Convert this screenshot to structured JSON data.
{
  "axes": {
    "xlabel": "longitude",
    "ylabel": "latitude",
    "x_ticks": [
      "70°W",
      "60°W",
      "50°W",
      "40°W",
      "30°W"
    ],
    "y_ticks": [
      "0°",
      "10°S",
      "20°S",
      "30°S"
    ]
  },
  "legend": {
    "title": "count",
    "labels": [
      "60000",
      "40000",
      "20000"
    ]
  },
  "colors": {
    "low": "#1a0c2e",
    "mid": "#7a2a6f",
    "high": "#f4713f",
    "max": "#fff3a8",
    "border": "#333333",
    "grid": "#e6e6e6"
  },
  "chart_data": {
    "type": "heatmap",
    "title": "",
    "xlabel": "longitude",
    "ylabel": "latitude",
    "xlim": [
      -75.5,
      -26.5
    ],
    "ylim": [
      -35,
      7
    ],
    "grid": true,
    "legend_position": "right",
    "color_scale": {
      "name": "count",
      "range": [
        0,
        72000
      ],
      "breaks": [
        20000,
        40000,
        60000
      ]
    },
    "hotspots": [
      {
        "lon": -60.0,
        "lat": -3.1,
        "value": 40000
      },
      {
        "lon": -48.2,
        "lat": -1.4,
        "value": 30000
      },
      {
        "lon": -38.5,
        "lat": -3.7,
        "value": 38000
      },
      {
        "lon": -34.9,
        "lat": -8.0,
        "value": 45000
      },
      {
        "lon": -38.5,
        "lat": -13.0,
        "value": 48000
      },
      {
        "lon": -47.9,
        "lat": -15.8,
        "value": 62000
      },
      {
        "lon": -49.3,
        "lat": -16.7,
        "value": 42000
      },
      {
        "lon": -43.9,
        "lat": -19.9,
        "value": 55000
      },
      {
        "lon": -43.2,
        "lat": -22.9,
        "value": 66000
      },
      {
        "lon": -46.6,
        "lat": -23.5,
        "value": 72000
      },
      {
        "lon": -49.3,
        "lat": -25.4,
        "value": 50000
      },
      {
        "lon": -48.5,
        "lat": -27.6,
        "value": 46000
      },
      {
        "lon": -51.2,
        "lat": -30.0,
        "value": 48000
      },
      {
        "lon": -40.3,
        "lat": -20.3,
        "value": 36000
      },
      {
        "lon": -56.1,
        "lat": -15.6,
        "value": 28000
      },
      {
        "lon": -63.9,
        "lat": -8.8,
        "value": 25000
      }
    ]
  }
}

---

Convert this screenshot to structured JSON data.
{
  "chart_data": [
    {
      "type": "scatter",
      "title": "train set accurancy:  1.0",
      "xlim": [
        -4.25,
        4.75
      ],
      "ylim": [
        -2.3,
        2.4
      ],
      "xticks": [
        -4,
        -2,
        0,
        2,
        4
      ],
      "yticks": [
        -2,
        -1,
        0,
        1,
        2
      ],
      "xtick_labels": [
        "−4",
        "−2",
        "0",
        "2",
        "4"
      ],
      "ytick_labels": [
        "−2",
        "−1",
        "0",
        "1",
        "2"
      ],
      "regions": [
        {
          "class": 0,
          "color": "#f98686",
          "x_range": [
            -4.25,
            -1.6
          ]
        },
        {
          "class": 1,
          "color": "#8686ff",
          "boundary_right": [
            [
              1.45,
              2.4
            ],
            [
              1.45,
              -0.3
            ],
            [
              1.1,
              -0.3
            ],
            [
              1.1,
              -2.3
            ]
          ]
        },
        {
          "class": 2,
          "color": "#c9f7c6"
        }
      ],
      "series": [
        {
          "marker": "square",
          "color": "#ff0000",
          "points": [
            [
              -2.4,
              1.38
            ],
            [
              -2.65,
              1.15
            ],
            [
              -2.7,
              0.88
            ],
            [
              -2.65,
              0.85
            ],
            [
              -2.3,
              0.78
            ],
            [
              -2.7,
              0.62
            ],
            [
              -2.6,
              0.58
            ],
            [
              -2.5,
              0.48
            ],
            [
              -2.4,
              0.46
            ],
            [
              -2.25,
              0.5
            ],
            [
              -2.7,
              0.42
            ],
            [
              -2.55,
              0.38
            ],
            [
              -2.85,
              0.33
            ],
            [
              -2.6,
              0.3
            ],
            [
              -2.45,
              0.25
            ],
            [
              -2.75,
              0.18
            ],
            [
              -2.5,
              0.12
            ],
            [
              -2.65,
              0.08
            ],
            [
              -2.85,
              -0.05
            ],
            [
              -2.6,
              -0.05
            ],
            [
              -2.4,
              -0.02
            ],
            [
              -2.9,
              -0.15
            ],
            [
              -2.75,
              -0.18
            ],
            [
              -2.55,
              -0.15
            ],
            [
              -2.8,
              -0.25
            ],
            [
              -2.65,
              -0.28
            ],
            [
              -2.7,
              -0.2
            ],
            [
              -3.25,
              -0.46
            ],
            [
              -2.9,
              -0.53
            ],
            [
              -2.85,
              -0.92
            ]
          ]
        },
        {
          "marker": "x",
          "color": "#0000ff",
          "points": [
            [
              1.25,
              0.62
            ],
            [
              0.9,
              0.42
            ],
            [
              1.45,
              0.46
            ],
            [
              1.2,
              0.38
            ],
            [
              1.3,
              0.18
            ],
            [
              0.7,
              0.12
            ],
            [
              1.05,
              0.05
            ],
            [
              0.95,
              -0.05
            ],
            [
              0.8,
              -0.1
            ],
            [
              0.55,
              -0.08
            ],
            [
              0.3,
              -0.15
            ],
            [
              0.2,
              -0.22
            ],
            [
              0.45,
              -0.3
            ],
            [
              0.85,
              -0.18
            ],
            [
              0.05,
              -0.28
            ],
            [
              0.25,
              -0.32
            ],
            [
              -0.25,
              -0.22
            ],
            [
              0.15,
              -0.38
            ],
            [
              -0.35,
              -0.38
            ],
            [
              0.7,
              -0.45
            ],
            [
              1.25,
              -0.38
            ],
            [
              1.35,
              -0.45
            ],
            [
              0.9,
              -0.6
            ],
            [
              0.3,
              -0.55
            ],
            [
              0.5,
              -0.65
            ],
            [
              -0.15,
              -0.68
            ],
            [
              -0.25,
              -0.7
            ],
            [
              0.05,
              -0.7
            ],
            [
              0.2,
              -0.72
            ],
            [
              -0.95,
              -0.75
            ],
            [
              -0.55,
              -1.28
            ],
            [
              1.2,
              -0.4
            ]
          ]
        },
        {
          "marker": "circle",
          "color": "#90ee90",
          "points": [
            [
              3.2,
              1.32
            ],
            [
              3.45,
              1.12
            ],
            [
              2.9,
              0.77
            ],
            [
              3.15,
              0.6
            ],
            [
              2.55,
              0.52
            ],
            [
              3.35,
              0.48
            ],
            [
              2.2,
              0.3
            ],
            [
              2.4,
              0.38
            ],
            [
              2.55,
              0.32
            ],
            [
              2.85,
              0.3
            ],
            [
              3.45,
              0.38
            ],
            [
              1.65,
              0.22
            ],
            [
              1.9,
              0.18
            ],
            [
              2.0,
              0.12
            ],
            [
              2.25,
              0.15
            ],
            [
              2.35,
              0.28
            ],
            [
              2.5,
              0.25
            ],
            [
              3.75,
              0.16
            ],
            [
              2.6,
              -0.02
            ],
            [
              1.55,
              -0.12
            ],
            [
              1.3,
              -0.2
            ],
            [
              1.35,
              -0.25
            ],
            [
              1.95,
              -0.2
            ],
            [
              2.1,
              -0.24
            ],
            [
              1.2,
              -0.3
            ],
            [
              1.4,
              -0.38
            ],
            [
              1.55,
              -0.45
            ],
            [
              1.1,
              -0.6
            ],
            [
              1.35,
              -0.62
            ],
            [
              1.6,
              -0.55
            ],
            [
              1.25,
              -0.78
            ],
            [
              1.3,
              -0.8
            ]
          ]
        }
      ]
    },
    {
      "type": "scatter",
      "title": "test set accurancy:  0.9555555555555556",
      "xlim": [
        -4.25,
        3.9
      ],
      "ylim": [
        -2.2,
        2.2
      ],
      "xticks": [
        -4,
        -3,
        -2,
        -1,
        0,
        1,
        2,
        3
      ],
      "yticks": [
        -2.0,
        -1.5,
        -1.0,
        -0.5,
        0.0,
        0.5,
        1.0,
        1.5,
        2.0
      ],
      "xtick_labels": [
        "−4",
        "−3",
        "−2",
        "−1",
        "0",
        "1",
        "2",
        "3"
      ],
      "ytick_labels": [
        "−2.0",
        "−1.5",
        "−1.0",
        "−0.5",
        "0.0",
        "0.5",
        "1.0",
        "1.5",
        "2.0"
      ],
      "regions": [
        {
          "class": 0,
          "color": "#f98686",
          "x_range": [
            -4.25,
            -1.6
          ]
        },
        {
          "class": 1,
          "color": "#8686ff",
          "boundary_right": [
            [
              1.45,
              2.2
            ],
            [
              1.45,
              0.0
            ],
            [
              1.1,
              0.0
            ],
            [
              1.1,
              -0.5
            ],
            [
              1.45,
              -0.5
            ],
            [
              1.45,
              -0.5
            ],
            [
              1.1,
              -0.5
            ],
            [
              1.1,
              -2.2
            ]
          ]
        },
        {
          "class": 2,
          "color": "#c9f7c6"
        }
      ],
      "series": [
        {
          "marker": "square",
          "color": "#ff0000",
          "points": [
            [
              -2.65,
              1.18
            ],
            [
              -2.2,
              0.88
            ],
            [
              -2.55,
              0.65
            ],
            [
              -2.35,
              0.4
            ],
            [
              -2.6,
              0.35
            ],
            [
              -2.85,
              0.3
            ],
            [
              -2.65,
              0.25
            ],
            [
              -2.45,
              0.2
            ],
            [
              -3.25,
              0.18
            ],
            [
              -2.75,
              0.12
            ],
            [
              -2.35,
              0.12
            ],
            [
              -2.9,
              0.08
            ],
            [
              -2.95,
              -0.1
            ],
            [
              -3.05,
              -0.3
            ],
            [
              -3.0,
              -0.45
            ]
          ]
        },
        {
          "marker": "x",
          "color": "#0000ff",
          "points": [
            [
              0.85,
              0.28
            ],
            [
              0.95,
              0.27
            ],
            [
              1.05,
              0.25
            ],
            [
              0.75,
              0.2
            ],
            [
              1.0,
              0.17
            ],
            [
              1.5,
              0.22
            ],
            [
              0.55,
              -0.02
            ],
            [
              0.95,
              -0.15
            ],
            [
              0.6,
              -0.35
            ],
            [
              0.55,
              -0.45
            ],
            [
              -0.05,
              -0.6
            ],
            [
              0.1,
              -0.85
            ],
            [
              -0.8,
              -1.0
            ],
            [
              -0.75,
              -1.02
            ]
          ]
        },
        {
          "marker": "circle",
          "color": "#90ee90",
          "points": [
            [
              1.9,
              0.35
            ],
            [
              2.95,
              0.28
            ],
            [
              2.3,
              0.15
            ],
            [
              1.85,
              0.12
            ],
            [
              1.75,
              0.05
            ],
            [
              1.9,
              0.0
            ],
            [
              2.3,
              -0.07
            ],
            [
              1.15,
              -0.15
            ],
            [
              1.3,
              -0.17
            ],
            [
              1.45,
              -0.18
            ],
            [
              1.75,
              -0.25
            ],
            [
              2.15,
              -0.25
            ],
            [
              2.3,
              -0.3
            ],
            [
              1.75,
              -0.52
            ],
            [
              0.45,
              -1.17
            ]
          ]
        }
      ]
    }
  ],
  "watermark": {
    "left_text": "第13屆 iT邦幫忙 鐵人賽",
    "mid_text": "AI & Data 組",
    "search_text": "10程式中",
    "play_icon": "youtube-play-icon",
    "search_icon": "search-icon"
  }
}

▶ **WHAT TO WORK ON**
Look through the listing above and count the lines where the string "title" appears. Report the number only.

▶ **CORRECT ANSWER**
4